═══ Material for this task ═══

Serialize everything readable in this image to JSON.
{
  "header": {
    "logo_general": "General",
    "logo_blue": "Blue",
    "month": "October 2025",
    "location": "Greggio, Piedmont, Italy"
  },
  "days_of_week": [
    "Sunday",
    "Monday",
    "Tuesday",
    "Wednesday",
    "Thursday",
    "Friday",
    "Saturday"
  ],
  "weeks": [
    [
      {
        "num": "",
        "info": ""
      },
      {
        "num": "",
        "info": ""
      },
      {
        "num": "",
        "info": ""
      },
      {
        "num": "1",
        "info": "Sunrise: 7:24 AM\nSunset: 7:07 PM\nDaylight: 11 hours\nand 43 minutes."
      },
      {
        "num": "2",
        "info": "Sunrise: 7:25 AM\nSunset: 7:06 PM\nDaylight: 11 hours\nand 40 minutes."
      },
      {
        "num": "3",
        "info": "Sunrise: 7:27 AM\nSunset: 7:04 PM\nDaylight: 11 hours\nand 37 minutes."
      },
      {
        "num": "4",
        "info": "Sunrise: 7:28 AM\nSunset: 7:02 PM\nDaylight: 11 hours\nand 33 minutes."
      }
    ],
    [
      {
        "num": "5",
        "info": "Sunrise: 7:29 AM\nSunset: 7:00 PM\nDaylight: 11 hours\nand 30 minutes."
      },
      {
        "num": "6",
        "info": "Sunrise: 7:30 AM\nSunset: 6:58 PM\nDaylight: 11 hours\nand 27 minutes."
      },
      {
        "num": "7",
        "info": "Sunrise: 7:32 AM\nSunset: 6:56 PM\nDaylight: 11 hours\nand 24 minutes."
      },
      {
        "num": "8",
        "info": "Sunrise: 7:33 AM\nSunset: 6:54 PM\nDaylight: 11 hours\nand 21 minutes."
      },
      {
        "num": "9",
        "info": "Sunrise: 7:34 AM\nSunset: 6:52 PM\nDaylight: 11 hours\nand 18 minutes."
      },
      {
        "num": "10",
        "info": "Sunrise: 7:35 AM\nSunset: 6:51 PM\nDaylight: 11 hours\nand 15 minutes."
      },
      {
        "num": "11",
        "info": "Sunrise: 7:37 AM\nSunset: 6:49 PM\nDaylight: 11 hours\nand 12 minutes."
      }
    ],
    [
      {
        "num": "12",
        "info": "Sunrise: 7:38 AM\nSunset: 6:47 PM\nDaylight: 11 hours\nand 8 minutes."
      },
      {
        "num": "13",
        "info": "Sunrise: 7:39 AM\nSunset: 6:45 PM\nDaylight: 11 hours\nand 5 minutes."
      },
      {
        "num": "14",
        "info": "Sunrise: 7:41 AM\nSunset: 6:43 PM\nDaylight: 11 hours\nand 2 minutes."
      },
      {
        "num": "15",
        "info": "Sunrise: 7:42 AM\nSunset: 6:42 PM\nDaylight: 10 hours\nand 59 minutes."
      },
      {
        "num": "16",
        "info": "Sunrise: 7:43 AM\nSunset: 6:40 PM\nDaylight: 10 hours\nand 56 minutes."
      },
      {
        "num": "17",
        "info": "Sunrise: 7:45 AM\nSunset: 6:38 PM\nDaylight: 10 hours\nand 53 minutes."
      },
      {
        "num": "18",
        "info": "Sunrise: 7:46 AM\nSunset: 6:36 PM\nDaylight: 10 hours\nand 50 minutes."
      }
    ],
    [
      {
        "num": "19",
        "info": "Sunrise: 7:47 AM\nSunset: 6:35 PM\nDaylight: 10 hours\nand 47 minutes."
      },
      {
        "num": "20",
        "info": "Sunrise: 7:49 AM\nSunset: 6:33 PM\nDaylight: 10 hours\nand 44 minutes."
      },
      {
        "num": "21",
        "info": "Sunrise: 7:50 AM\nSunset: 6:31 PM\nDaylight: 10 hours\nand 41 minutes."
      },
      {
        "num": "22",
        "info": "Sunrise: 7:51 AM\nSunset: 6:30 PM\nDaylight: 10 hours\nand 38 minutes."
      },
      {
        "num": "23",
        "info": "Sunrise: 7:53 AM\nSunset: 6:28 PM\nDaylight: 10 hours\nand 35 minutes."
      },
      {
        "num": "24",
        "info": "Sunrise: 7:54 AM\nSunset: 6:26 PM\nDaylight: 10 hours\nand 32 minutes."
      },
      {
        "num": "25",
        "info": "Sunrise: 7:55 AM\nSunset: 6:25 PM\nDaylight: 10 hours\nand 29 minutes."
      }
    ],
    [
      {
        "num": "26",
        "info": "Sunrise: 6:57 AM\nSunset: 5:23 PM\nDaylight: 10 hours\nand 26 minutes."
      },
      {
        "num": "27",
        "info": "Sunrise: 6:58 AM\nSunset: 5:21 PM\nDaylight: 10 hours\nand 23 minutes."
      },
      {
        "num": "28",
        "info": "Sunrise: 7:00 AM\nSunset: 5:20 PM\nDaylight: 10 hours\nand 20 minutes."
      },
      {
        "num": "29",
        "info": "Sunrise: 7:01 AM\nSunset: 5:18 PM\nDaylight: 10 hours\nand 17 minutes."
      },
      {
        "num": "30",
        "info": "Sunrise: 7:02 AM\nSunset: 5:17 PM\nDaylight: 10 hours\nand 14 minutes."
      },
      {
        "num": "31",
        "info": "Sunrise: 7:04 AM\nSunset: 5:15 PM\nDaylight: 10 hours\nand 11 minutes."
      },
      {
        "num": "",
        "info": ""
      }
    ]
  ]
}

═══

(Job) Extract every entry above as it appears.

(Complete output)
Serialize everything readable in this image to JSON.
{
  "header": {
    "logo_general": "General",
    "logo_blue": "Blue",
    "month": "October 2025",
    "location": "Greggio, Piedmont, Italy"
  },
  "days_of_week": [
    "Sunday",
    "Monday",
    "Tuesday",
    "Wednesday",
    "Thursday",
    "Friday",
    "Saturday"
  ],
  "weeks": [
    [
      {
        "num": "",
        "info": ""
      },
      {
        "num": "",
        "info": ""
      },
      {
        "num": "",
        "info": ""
      },
      {
        "num": "1",
        "info": "Sunrise: 7:24 AM\nSunset: 7:07 PM\nDaylight: 11 hours\nand 43 minutes."
      },
      {
        "num": "2",
        "info": "Sunrise: 7:25 AM\nSunset: 7:06 PM\nDaylight: 11 hours\nand 40 minutes."
      },
      {
        "num": "3",
        "info": "Sunrise: 7:27 AM\nSunset: 7:04 PM\nDaylight: 11 hours\nand 37 minutes."
      },
      {
        "num": "4",
        "info": "Sunrise: 7:28 AM\nSunset: 7:02 PM\nDaylight: 11 hours\nand 33 minutes."
      }
    ],
    [
      {
        "num": "5",
        "info": "Sunrise: 7:29 AM\nSunset: 7:00 PM\nDaylight: 11 hours\nand 30 minutes."
      },
      {
        "num": "6",
        "info": "Sunrise: 7:30 AM\nSunset: 6:58 PM\nDaylight: 11 hours\nand 27 minutes."
      },
      {
        "num": "7",
        "info": "Sunrise: 7:32 AM\nSunset: 6:56 PM\nDaylight: 11 hours\nand 24 minutes."
      },
      {
        "num": "8",
        "info": "Sunrise: 7:33 AM\nSunset: 6:54 PM\nDaylight: 11 hours\nand 21 minutes."
      },
      {
        "num": "9",
        "info": "Sunrise: 7:34 AM\nSunset: 6:52 PM\nDaylight: 11 hours\nand 18 minutes."
      },
      {
        "num": "10",
        "info": "Sunrise: 7:35 AM\nSunset: 6:51 PM\nDaylight: 11 hours\nand 15 minutes."
      },
      {
        "num": "11",
        "info": "Sunrise: 7:37 AM\nSunset: 6:49 PM\nDaylight: 11 hours\nand 12 minutes."
      }
    ],
    [
      {
        "num": "12",
        "info": "Sunrise: 7:38 AM\nSunset: 6:47 PM\nDaylight: 11 hours\nand 8 minutes."
      },
      {
        "num": "13",
        "info": "Sunrise: 7:39 AM\nSunset: 6:45 PM\nDaylight: 11 hours\nand 5 minutes."
      },
      {
        "num": "14",
        "info": "Sunrise: 7:41 AM\nSunset: 6:43 PM\nDaylight: 11 hours\nand 2 minutes."
      },
      {
        "num": "15",
        "info": "Sunrise: 7:42 AM\nSunset: 6:42 PM\nDaylight: 10 hours\nand 59 minutes."
      },
      {
        "num": "16",
        "info": "Sunrise: 7:43 AM\nSunset: 6:40 PM\nDaylight: 10 hours\nand 56 minutes."
      },
      {
        "num": "17",
        "info": "Sunrise: 7:45 AM\nSunset: 6:38 PM\nDaylight: 10 hours\nand 53 minutes."
      },
      {
        "num": "18",
        "info": "Sunrise: 7:46 AM\nSunset: 6:36 PM\nDaylight: 10 hours\nand 50 minutes."
      }
    ],
    [
      {
        "num": "19",
        "info": "Sunrise: 7:47 AM\nSunset: 6:35 PM\nDaylight: 10 hours\nand 47 minutes."
      },
      {
        "num": "20",
        "info": "Sunrise: 7:49 AM\nSunset: 6:33 PM\nDaylight: 10 hours\nand 44 minutes."
      },
      {
        "num": "21",
        "info": "Sunrise: 7:50 AM\nSunset: 6:31 PM\nDaylight: 10 hours\nand 41 minutes."
      },
      {
        "num": "22",
        "info": "Sunrise: 7:51 AM\nSunset: 6:30 PM\nDaylight: 10 hours\nand 38 minutes."
      },
      {
        "num": "23",
        "info": "Sunrise: 7:53 AM\nSunset: 6:28 PM\nDaylight: 10 hours\nand 35 minutes."
      },
      {
        "num": "24",
        "info": "Sunrise: 7:54 AM\nSunset: 6:26 PM\nDaylight: 10 hours\nand 32 minutes."
      },
      {
        "num": "25",
        "info": "Sunrise: 7:55 AM\nSunset: 6:25 PM\nDaylight: 10 hours\nand 29 minutes."
      }
    ],
    [
      {
        "num": "26",
        "info": "Sunrise: 6:57 AM\nSunset: 5:23 PM\nDaylight: 10 hours\nand 26 minutes."
      },
      {
        "num": "27",
        "info": "Sunrise: 6:58 AM\nSunset: 5:21 PM\nDaylight: 10 hours\nand 23 minutes."
      },
      {
        "num": "28",
        "info": "Sunrise: 7:00 AM\nSunset: 5:20 PM\nDaylight: 10 hours\nand 20 minutes."
      },
      {
        "num": "29",
        "info": "Sunrise: 7:01 AM\nSunset: 5:18 PM\nDaylight: 10 hours\nand 17 minutes."
      },
      {
        "num": "30",
        "info": "Sunrise: 7:02 AM\nSunset: 5:17 PM\nDaylight: 10 hours\nand 14 minutes."
      },
      {
        "num": "31",
        "info": "Sunrise: 7:04 AM\nSunset: 5:15 PM\nDaylight: 10 hours\nand 11 minutes."
      },
      {
        "num": "",
        "info": ""
      }
    ]
  ]
}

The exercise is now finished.